==== Conteúdo dos dados

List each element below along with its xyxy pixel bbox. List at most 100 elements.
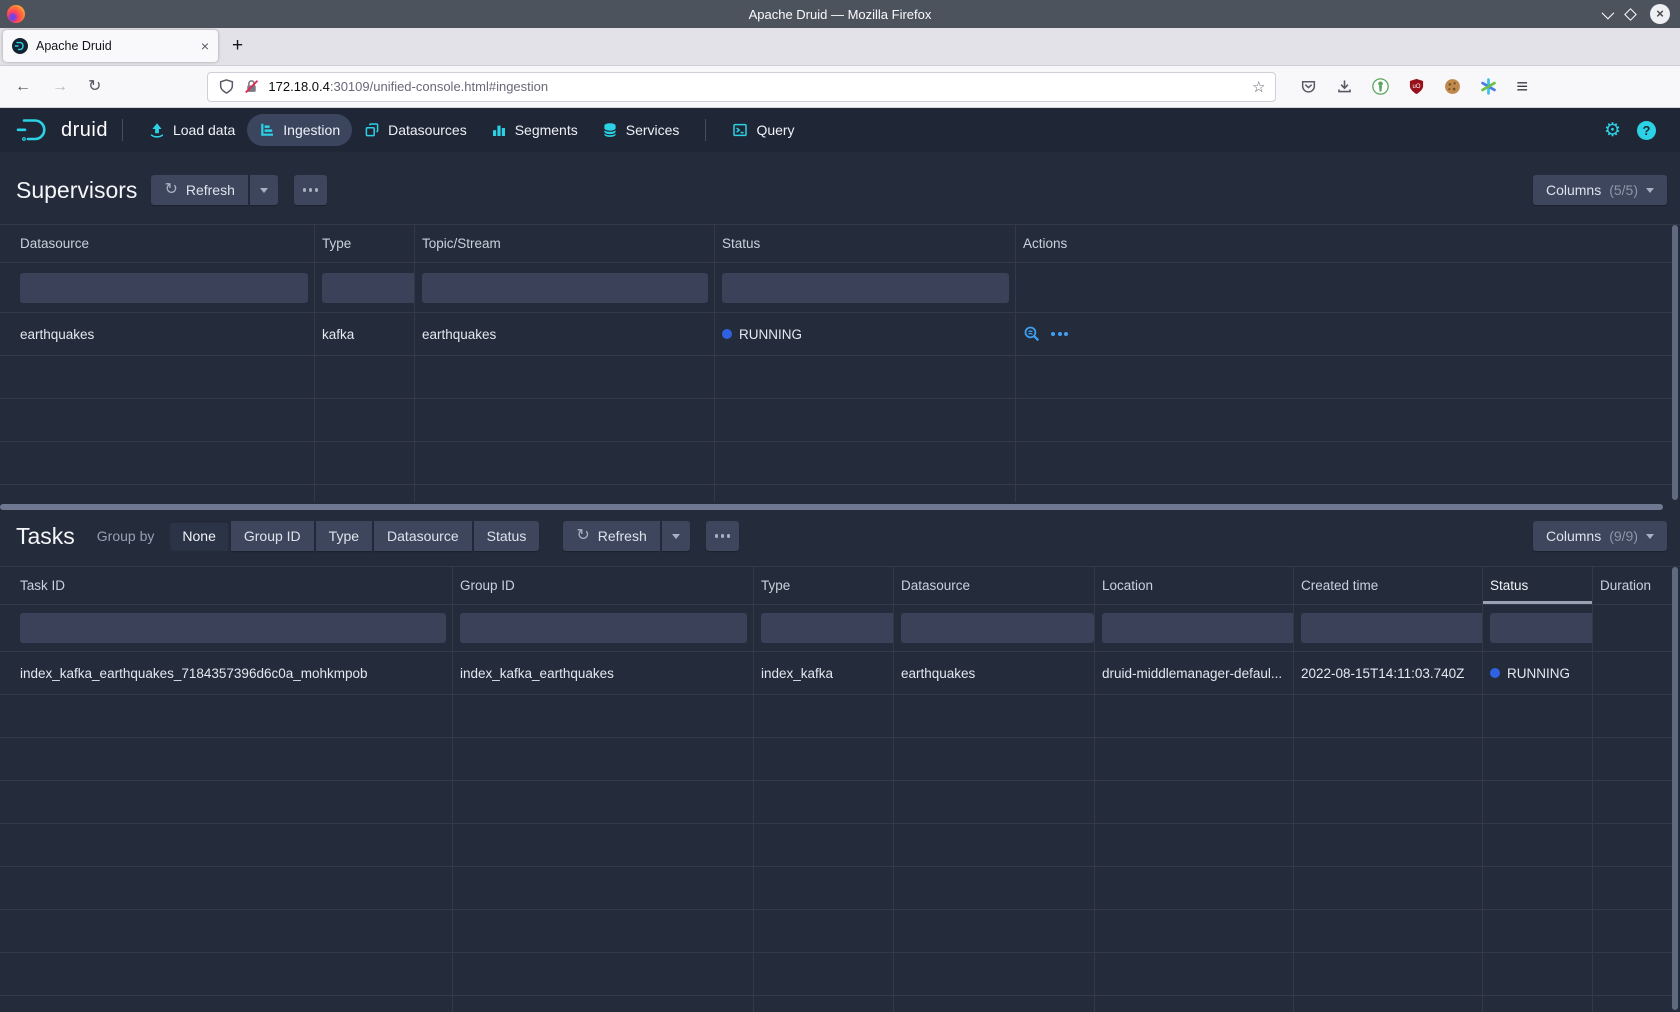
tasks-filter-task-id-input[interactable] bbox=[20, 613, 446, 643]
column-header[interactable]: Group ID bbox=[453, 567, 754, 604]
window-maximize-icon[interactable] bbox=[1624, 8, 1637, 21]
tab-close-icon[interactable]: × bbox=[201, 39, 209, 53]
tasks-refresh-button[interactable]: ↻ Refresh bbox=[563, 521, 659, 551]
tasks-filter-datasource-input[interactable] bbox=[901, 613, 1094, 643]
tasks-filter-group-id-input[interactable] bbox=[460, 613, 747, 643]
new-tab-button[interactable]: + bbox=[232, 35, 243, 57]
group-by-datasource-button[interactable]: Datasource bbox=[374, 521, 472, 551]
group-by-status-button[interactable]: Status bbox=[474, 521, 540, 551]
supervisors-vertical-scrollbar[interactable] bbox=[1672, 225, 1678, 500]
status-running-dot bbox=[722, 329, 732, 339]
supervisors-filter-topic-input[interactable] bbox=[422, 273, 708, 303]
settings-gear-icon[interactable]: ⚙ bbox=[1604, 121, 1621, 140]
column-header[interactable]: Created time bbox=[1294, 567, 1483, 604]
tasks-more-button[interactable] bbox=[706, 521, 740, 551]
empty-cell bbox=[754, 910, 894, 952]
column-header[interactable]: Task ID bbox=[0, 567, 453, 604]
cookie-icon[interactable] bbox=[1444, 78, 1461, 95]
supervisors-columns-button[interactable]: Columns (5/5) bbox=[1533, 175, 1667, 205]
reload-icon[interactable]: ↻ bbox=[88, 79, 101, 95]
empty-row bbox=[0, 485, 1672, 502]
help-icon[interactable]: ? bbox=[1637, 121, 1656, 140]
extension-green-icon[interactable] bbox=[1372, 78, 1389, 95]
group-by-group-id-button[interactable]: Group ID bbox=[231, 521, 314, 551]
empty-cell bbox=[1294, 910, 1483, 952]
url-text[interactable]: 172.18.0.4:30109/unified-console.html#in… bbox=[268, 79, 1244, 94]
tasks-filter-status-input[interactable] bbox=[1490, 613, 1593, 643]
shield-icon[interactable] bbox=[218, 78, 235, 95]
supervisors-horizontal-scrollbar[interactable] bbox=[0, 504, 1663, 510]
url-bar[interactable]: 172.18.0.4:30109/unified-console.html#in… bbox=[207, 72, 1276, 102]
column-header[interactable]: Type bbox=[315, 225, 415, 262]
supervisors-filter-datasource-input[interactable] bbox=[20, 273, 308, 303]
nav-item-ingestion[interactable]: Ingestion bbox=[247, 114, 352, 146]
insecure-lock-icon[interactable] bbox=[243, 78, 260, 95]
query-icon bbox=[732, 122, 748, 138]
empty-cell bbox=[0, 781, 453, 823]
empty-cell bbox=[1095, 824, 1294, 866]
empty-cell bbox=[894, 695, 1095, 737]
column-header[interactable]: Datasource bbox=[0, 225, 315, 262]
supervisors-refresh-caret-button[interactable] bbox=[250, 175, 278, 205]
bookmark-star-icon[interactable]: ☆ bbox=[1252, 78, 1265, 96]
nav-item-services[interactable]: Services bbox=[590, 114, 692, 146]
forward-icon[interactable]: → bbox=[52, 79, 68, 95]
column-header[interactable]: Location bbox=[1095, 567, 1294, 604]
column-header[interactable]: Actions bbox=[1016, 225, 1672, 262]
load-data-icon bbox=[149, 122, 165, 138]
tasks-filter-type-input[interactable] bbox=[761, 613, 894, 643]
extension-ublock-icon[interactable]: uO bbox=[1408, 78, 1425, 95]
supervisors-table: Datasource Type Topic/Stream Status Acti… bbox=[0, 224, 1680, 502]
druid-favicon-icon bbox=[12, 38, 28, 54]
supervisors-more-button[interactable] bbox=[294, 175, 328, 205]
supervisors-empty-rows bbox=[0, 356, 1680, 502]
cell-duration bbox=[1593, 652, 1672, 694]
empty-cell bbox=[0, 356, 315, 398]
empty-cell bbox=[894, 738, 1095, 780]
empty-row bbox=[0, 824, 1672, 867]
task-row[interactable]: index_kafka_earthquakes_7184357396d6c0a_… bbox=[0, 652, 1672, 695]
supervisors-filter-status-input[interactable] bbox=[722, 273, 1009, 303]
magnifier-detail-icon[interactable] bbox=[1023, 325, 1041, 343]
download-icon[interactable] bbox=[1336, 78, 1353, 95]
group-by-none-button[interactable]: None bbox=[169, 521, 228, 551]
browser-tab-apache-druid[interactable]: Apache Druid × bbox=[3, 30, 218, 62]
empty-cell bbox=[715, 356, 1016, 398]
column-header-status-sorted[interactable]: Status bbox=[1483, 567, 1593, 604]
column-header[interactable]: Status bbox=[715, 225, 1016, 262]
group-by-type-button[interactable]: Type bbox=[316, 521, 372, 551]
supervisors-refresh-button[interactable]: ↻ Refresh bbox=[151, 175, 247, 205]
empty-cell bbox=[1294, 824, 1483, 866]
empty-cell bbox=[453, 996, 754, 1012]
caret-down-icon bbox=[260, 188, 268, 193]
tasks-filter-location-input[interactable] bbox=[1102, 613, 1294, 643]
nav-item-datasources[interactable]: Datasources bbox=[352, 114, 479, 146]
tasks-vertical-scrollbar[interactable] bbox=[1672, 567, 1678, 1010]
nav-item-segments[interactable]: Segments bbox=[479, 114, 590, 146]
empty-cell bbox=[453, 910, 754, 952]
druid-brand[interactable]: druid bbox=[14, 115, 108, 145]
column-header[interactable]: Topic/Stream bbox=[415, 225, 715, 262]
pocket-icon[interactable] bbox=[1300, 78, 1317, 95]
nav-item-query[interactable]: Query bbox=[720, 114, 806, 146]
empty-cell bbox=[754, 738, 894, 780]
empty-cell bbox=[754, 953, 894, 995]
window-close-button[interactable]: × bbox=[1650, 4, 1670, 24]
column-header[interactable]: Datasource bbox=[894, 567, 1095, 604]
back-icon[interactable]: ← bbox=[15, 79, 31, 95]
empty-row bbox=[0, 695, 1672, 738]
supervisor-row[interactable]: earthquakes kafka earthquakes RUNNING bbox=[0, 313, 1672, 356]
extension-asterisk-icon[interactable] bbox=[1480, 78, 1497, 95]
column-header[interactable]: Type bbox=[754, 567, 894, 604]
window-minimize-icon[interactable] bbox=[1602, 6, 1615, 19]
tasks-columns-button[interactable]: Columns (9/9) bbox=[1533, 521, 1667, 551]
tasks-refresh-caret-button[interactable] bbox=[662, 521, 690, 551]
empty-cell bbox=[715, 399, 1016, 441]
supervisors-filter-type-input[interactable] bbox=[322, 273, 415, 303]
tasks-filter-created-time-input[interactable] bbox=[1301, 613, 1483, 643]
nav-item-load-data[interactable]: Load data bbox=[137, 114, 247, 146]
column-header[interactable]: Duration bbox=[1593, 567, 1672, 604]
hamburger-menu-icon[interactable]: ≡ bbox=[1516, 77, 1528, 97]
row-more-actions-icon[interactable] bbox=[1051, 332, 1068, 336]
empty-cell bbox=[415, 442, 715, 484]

========
==== Conteúdo dos dados

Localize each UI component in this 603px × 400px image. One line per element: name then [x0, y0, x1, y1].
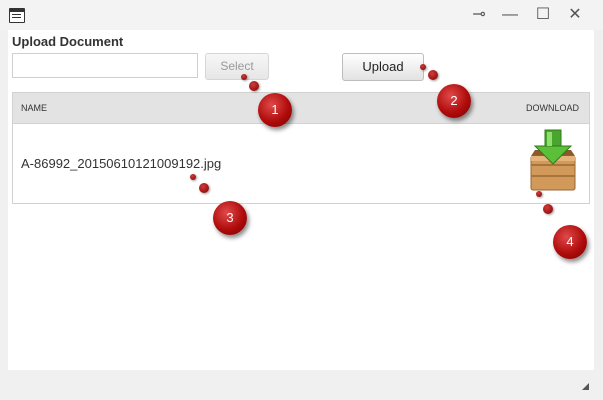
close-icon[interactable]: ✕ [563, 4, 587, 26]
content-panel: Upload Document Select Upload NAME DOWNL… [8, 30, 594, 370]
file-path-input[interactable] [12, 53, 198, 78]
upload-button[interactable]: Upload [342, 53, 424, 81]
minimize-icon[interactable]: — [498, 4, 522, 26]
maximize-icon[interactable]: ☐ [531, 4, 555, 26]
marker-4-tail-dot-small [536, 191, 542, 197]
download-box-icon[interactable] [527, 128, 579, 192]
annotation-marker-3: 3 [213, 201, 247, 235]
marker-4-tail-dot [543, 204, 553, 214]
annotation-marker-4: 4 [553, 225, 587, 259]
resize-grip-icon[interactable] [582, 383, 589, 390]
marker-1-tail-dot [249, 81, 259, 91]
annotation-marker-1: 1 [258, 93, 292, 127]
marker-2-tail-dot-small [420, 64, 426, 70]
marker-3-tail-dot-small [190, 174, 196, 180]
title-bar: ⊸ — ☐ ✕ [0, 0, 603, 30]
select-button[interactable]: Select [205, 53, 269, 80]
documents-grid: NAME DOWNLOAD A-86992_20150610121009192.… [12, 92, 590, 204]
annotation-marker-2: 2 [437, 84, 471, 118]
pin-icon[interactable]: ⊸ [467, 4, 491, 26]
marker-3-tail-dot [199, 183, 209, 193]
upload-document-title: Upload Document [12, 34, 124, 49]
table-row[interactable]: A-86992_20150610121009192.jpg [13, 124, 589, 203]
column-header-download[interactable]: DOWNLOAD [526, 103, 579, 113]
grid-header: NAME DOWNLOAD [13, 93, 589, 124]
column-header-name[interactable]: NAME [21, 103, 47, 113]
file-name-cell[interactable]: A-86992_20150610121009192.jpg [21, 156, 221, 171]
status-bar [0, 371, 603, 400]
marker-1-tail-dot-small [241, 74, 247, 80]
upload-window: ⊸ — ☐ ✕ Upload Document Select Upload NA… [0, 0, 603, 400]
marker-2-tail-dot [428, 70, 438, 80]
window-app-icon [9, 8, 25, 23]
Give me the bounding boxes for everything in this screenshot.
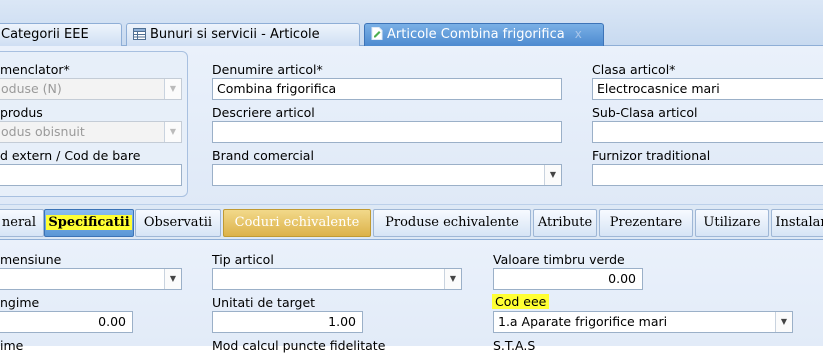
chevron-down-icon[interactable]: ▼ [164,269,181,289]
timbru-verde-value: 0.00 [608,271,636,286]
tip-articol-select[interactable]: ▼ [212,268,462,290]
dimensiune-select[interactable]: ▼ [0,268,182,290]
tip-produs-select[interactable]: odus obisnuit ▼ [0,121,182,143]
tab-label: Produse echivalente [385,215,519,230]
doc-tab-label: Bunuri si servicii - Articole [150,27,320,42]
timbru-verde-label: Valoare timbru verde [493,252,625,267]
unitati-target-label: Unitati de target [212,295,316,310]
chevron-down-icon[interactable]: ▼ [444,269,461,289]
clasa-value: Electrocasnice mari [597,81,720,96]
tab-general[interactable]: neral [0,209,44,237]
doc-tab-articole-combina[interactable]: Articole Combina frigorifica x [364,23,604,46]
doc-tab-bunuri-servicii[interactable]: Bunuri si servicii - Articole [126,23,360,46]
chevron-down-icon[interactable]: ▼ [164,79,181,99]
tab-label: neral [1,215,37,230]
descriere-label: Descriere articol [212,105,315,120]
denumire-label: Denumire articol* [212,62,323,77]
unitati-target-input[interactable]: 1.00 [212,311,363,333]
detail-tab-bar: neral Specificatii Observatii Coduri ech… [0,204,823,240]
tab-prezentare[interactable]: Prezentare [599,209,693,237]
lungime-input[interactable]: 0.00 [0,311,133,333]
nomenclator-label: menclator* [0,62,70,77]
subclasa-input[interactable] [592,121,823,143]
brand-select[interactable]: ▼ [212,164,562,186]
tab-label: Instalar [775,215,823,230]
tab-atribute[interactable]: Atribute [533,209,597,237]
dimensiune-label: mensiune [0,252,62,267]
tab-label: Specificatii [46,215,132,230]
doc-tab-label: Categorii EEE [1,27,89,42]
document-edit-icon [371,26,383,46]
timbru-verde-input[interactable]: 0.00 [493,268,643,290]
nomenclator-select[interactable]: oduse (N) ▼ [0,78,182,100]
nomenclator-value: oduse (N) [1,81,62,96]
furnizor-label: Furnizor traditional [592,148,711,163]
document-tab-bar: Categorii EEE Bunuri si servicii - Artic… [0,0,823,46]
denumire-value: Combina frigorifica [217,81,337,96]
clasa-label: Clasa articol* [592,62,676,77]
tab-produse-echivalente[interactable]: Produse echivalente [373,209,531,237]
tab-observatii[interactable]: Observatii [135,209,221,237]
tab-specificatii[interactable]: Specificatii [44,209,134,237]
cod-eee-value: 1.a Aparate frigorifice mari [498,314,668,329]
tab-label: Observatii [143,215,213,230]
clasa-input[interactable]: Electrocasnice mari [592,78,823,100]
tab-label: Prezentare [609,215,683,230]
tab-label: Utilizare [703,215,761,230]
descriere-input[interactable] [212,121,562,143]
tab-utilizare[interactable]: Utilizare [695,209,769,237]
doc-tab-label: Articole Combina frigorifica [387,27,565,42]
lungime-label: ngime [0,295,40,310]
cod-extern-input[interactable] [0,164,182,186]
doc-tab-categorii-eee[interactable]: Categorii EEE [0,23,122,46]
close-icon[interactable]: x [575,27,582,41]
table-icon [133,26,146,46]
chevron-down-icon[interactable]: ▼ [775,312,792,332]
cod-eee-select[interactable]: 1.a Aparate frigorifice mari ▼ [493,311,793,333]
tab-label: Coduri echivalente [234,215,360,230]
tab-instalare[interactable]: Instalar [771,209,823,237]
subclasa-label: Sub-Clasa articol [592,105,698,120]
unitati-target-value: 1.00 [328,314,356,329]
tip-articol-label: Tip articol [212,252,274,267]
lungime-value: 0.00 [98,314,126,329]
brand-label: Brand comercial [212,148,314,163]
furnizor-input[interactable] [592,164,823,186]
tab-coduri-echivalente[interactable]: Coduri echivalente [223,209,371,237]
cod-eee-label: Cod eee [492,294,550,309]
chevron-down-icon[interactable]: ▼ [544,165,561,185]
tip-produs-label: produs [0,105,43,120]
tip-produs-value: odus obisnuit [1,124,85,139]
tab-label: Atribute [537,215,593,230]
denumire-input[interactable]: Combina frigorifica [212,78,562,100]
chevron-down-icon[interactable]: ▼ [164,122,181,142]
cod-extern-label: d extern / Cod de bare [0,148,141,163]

========

● Tarefa proposta:
Transcreva sem alterações as linhas que começam naquela que contém "chevron-down-icon[interactable]: ▼ [164,269,181,289]" e seguem até aquela que contém "tab-label: neral [1,215,37,230]", incluindo as duas.

● Solução abaixo:
chevron-down-icon[interactable]: ▼ [164,269,181,289]
timbru-verde-value: 0.00 [608,271,636,286]
tip-articol-select[interactable]: ▼ [212,268,462,290]
dimensiune-select[interactable]: ▼ [0,268,182,290]
tip-produs-select[interactable]: odus obisnuit ▼ [0,121,182,143]
tab-label: Produse echivalente [385,215,519,230]
doc-tab-label: Bunuri si servicii - Articole [150,27,320,42]
timbru-verde-label: Valoare timbru verde [493,252,625,267]
unitati-target-label: Unitati de target [212,295,316,310]
chevron-down-icon[interactable]: ▼ [444,269,461,289]
clasa-value: Electrocasnice mari [597,81,720,96]
tab-general[interactable]: neral [0,209,44,237]
doc-tab-articole-combina[interactable]: Articole Combina frigorifica x [364,23,604,46]
doc-tab-bunuri-servicii[interactable]: Bunuri si servicii - Articole [126,23,360,46]
chevron-down-icon[interactable]: ▼ [164,79,181,99]
tab-label: neral [1,215,37,230]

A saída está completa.